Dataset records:
..............................
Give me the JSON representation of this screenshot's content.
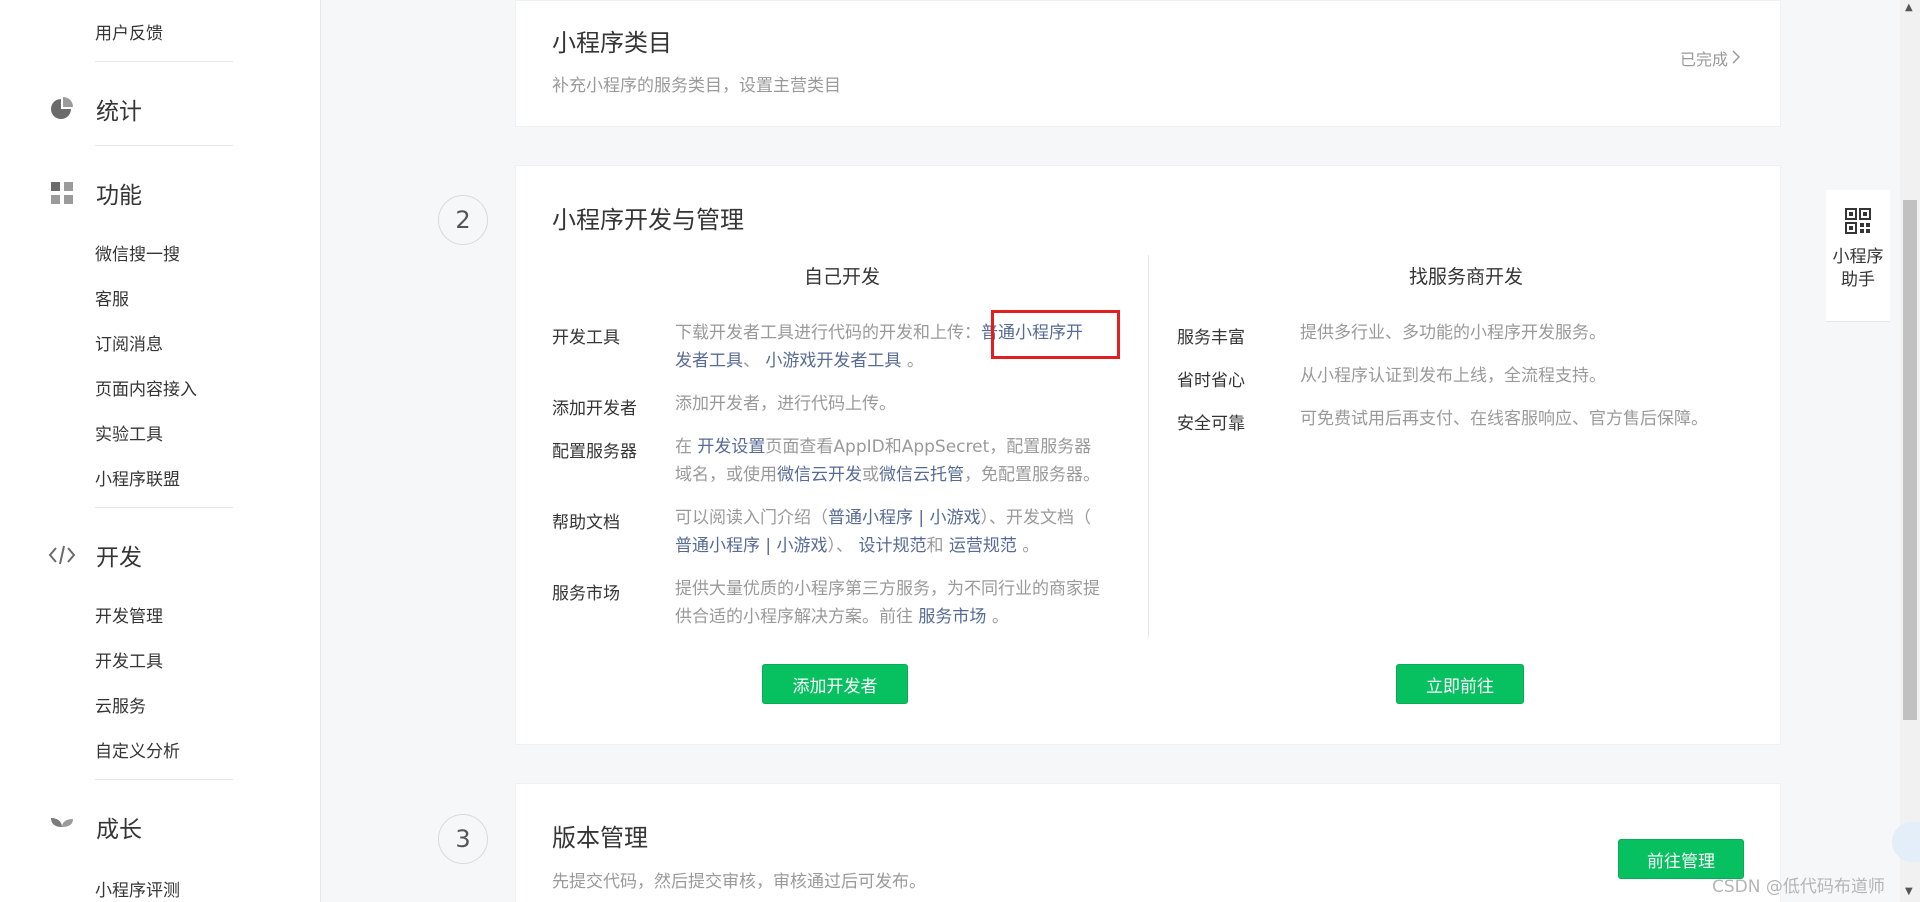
{
  "sidebar": {
    "items": [
      {
        "type": "sub",
        "label": "用户反馈"
      },
      {
        "type": "head",
        "label": "统计",
        "icon": "pie-chart-icon"
      },
      {
        "type": "head",
        "label": "功能",
        "icon": "grid-icon"
      },
      {
        "type": "sub",
        "label": "微信搜一搜"
      },
      {
        "type": "sub",
        "label": "客服"
      },
      {
        "type": "sub",
        "label": "订阅消息"
      },
      {
        "type": "sub",
        "label": "页面内容接入"
      },
      {
        "type": "sub",
        "label": "实验工具"
      },
      {
        "type": "sub",
        "label": "小程序联盟"
      },
      {
        "type": "head",
        "label": "开发",
        "icon": "code-icon"
      },
      {
        "type": "sub",
        "label": "开发管理"
      },
      {
        "type": "sub",
        "label": "开发工具"
      },
      {
        "type": "sub",
        "label": "云服务"
      },
      {
        "type": "sub",
        "label": "自定义分析"
      },
      {
        "type": "head",
        "label": "成长",
        "icon": "sprout-icon"
      },
      {
        "type": "sub",
        "label": "小程序评测"
      }
    ]
  },
  "card_category": {
    "title": "小程序类目",
    "desc": "补充小程序的服务类目，设置主营类目",
    "status": "已完成"
  },
  "card_dev": {
    "step": "2",
    "title": "小程序开发与管理",
    "self": {
      "title": "自己开发",
      "rows": {
        "tools": {
          "label": "开发工具",
          "text1": "下载开发者工具进行代码的开发和上传：",
          "link1a": "普通小程序开",
          "link1b": "发者工具",
          "sep": "、",
          "link2": "小游戏开发者工具",
          "end": "。"
        },
        "add_dev": {
          "label": "添加开发者",
          "text": "添加开发者，进行代码上传。"
        },
        "server": {
          "label": "配置服务器",
          "t1": "在",
          "l1": "开发设置",
          "t2": "页面查看AppID和AppSecret，配置服务器",
          "t3": "域名，或使用",
          "l2": "微信云开发",
          "t4": "或",
          "l3": "微信云托管",
          "t5": "，免配置服务器。"
        },
        "docs": {
          "label": "帮助文档",
          "t1": "可以阅读入门介绍（",
          "l1": "普通小程序 | 小游戏",
          "t2": "）、开发文档（",
          "l2": "普通小程序 | 小游戏",
          "t3": "）、",
          "l3": "设计规范",
          "t4": "和",
          "l4": "运营规范",
          "t5": "。"
        },
        "market": {
          "label": "服务市场",
          "t1": "提供大量优质的小程序第三方服务，为不同行业的商家提",
          "t2": "供合适的小程序解决方案。前往",
          "l1": "服务市场",
          "t3": "。"
        }
      },
      "button": "添加开发者"
    },
    "vendor": {
      "title": "找服务商开发",
      "rows": [
        {
          "label": "服务丰富",
          "text": "提供多行业、多功能的小程序开发服务。"
        },
        {
          "label": "省时省心",
          "text": "从小程序认证到发布上线，全流程支持。"
        },
        {
          "label": "安全可靠",
          "text": "可免费试用后再支付、在线客服响应、官方售后保障。"
        }
      ],
      "button": "立即前往"
    }
  },
  "card_version": {
    "step": "3",
    "title": "版本管理",
    "desc": "先提交代码，然后提交审核，审核通过后可发布。",
    "button": "前往管理"
  },
  "helper": {
    "line1": "小程序",
    "line2": "助手",
    "icon": "qr-code-icon"
  },
  "watermark": "CSDN @低代码布道师"
}
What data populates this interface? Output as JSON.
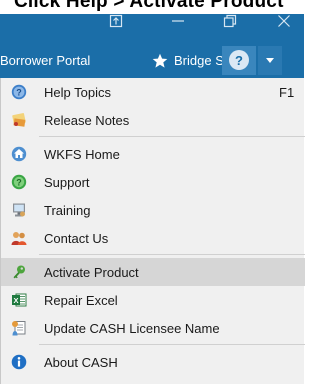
{
  "caption": "Click Help > Activate Product",
  "ribbon": {
    "borrower_portal": "Borrower Portal",
    "bridge_status": "Bridge Status",
    "help_glyph": "?"
  },
  "menu": {
    "items": [
      {
        "label": "Help Topics",
        "shortcut": "F1",
        "icon": "help-icon"
      },
      {
        "label": "Release Notes",
        "icon": "notes-icon"
      },
      {
        "label": "WKFS Home",
        "icon": "home-icon"
      },
      {
        "label": "Support",
        "icon": "support-icon"
      },
      {
        "label": "Training",
        "icon": "training-icon"
      },
      {
        "label": "Contact Us",
        "icon": "contact-icon"
      },
      {
        "label": "Activate Product",
        "icon": "key-icon",
        "highlighted": true
      },
      {
        "label": "Repair Excel",
        "icon": "excel-icon"
      },
      {
        "label": "Update CASH Licensee Name",
        "icon": "update-icon"
      },
      {
        "label": "About CASH",
        "icon": "info-icon"
      }
    ]
  },
  "colors": {
    "titlebar": "#1b6ea8",
    "menu_bg": "#f0f0f0",
    "highlight": "#d6d6d6"
  }
}
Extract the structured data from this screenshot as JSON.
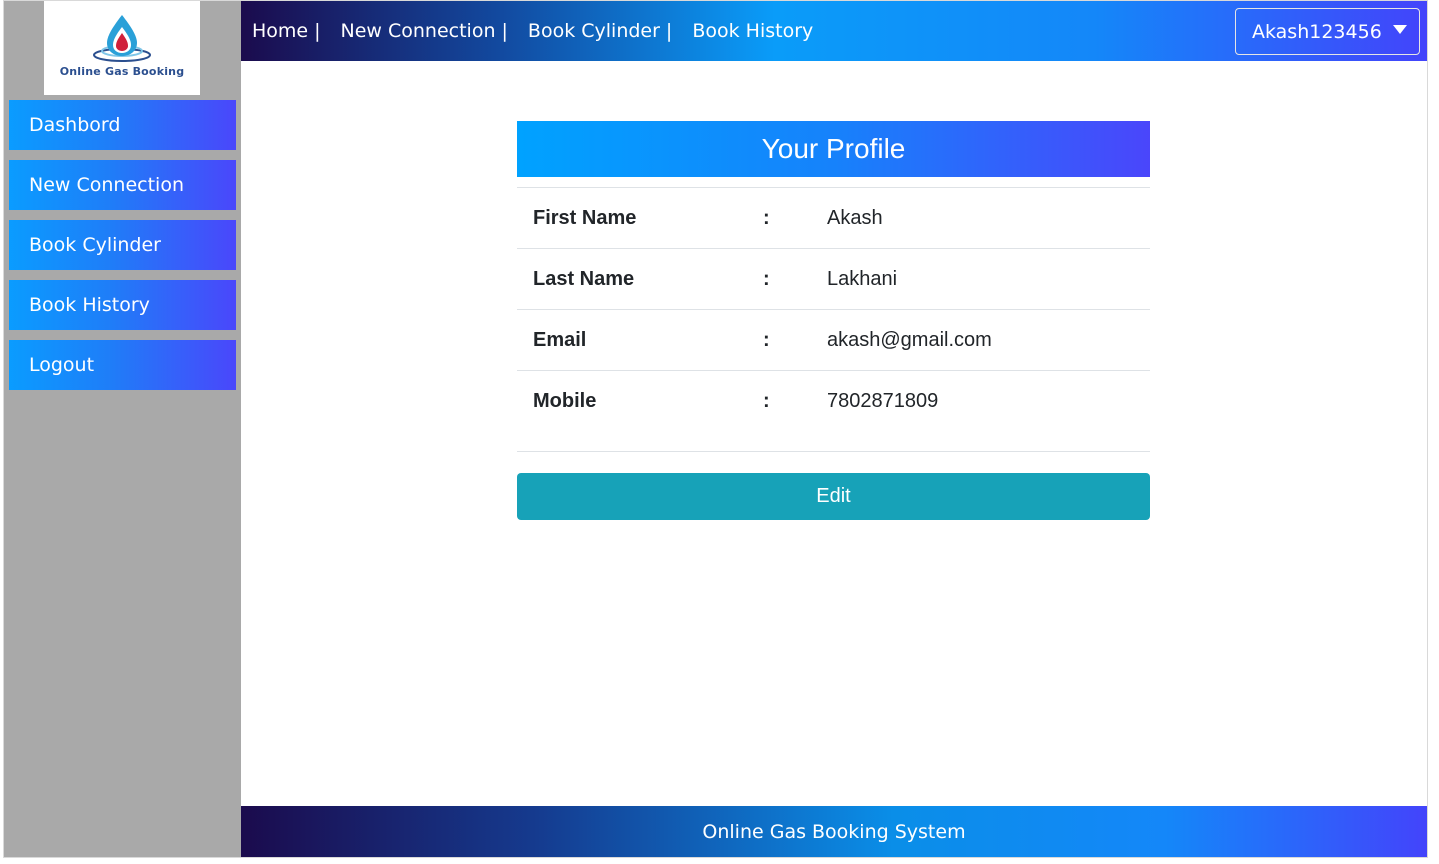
{
  "logo": {
    "text": "Online Gas Booking",
    "icon": "gas-flame-logo-icon"
  },
  "sidebar": {
    "items": [
      {
        "label": "Dashbord"
      },
      {
        "label": "New Connection"
      },
      {
        "label": "Book Cylinder"
      },
      {
        "label": "Book History"
      },
      {
        "label": "Logout"
      }
    ]
  },
  "topnav": {
    "links": [
      {
        "label": "Home",
        "sep": "|"
      },
      {
        "label": "New Connection",
        "sep": "|"
      },
      {
        "label": "Book Cylinder",
        "sep": "|"
      },
      {
        "label": "Book History"
      }
    ],
    "user": {
      "label": "Akash123456",
      "icon": "caret-down-icon"
    }
  },
  "profile": {
    "title": "Your Profile",
    "colon": ":",
    "fields": [
      {
        "label": "First Name",
        "value": "Akash"
      },
      {
        "label": "Last Name",
        "value": "Lakhani"
      },
      {
        "label": "Email",
        "value": "akash@gmail.com"
      },
      {
        "label": "Mobile",
        "value": "7802871809"
      }
    ],
    "edit_label": "Edit"
  },
  "footer": {
    "text": "Online Gas Booking System"
  },
  "colors": {
    "edit_button": "#17a2b8",
    "sidebar_bg": "#a9a9a9",
    "accent_blue": "#0a9cff",
    "accent_violet": "#4a47fb"
  }
}
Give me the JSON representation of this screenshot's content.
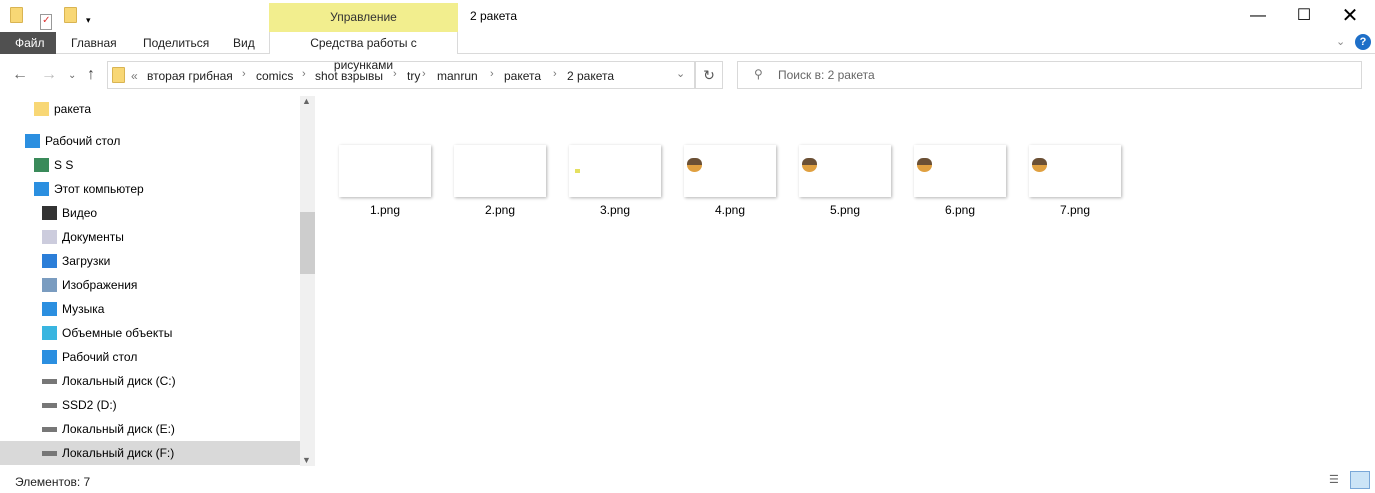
..............................
*What is asked:* Your answer should be a single number: the count of lines in the data that include the word "添加开发者".

*Result of this exercise:* 3